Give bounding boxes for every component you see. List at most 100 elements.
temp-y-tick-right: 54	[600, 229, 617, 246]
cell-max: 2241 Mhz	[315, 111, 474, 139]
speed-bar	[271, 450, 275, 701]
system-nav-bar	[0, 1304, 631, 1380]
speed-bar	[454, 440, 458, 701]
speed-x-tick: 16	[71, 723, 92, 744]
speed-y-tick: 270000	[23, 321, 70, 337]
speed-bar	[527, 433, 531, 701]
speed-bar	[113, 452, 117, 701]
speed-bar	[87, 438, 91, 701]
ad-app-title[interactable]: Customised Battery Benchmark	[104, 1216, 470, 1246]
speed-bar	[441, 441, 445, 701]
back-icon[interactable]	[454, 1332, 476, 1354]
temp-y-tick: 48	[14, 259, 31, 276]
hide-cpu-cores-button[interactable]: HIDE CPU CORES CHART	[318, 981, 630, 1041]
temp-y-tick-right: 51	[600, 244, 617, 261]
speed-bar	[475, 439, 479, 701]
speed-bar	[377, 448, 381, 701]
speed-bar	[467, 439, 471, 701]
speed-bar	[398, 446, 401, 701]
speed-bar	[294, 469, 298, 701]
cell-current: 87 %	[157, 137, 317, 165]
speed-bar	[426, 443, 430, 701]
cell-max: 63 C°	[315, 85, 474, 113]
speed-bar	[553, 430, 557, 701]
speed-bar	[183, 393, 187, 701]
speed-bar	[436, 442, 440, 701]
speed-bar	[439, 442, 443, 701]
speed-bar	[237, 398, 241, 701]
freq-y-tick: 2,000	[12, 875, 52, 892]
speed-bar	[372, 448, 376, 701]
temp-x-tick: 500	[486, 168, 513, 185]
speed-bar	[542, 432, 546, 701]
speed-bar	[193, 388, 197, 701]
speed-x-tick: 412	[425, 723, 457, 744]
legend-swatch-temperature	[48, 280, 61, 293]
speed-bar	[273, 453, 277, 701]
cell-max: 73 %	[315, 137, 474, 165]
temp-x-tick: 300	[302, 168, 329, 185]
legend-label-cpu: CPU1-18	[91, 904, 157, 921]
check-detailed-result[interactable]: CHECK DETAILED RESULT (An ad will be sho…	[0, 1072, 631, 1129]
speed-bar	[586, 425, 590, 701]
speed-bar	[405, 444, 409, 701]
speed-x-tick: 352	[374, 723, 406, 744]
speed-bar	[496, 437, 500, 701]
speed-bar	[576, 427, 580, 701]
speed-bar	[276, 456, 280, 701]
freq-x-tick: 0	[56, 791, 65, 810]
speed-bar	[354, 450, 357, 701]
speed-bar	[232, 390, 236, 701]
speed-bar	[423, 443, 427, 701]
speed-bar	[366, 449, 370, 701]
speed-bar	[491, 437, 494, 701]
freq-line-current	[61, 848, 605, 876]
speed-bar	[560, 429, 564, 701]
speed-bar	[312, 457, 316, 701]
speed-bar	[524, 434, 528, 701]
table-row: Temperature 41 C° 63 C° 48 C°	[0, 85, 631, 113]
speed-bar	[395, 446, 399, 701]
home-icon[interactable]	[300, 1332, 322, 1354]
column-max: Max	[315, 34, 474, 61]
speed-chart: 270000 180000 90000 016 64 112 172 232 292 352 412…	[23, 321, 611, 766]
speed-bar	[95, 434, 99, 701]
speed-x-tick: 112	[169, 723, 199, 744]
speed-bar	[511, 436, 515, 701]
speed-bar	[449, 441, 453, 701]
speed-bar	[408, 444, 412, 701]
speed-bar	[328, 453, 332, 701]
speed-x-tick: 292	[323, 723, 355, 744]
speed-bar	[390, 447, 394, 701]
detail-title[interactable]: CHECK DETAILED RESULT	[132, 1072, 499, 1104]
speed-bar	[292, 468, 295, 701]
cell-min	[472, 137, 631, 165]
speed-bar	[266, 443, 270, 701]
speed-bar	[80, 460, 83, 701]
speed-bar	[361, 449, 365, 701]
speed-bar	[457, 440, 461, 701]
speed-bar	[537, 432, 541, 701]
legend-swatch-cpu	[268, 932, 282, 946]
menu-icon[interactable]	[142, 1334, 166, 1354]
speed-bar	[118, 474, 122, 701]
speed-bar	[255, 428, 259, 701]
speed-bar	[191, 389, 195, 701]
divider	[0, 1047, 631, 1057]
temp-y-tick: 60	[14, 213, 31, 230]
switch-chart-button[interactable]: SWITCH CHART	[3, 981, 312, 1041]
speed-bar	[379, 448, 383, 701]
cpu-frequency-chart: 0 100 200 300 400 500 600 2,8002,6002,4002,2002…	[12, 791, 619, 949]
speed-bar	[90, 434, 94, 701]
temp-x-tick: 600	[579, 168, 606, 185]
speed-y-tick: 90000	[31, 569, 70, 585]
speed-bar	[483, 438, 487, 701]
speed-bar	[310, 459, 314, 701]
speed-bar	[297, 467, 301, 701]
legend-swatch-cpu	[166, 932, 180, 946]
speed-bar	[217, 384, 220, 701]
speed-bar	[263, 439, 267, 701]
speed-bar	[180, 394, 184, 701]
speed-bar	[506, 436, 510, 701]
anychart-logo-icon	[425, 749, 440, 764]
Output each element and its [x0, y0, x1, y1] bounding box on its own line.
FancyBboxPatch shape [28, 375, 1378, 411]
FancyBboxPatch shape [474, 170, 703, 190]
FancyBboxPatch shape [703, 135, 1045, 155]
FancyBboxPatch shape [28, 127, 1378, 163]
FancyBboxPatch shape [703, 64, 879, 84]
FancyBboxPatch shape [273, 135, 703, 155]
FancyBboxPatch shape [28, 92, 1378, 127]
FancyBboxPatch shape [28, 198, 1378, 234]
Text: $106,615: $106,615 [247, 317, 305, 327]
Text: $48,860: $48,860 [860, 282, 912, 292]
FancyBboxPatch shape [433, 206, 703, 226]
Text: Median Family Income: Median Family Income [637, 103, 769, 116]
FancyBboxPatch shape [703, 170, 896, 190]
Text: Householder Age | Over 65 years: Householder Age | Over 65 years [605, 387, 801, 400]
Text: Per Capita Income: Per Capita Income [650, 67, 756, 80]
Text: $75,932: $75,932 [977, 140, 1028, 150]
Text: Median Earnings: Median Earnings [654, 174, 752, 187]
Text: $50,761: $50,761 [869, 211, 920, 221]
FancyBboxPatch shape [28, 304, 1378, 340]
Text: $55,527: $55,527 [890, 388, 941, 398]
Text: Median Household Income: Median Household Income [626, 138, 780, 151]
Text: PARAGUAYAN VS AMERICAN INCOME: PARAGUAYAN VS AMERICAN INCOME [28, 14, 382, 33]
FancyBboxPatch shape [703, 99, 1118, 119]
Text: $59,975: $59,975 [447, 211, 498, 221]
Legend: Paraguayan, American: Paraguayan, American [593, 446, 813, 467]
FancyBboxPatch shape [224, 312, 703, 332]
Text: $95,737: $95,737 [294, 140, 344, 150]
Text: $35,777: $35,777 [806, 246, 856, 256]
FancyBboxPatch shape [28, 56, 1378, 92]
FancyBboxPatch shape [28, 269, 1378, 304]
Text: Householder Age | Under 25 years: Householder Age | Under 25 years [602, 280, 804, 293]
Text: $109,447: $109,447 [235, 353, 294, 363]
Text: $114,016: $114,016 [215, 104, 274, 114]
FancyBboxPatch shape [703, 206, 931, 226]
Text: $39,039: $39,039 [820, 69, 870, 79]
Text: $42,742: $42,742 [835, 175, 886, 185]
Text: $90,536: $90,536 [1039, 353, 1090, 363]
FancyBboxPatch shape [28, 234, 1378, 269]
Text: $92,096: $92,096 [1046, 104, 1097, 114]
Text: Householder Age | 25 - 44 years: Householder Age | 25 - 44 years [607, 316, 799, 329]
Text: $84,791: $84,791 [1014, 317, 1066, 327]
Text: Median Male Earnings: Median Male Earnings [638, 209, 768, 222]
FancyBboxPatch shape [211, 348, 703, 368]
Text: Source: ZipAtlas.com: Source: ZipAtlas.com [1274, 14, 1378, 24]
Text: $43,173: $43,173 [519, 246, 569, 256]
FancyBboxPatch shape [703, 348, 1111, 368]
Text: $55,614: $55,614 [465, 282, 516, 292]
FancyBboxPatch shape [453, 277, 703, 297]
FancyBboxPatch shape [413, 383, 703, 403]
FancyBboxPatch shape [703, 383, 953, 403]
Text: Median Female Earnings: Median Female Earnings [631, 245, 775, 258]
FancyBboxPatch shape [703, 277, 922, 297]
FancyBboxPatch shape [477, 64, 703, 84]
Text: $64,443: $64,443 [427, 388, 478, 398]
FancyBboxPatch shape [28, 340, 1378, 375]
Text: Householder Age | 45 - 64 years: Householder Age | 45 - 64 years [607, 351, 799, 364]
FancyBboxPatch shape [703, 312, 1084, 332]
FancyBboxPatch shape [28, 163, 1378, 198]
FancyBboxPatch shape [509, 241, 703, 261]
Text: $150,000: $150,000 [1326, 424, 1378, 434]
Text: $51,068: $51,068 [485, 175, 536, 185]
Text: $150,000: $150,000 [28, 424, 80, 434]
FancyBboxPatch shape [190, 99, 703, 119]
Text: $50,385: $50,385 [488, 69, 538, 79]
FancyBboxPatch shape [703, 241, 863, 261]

--------------------

Please quote the records word for word, starting with the first line and going on through the line that contains "438, 91, 701]".

RESULT OF THIS TASK ->
Give bounding boxes for every component you see. List at most 100 elements.
temp-y-tick-right: 54	[600, 229, 617, 246]
cell-max: 2241 Mhz	[315, 111, 474, 139]
speed-bar	[271, 450, 275, 701]
system-nav-bar	[0, 1304, 631, 1380]
speed-bar	[454, 440, 458, 701]
speed-x-tick: 16	[71, 723, 92, 744]
speed-y-tick: 270000	[23, 321, 70, 337]
speed-bar	[527, 433, 531, 701]
speed-bar	[113, 452, 117, 701]
speed-bar	[87, 438, 91, 701]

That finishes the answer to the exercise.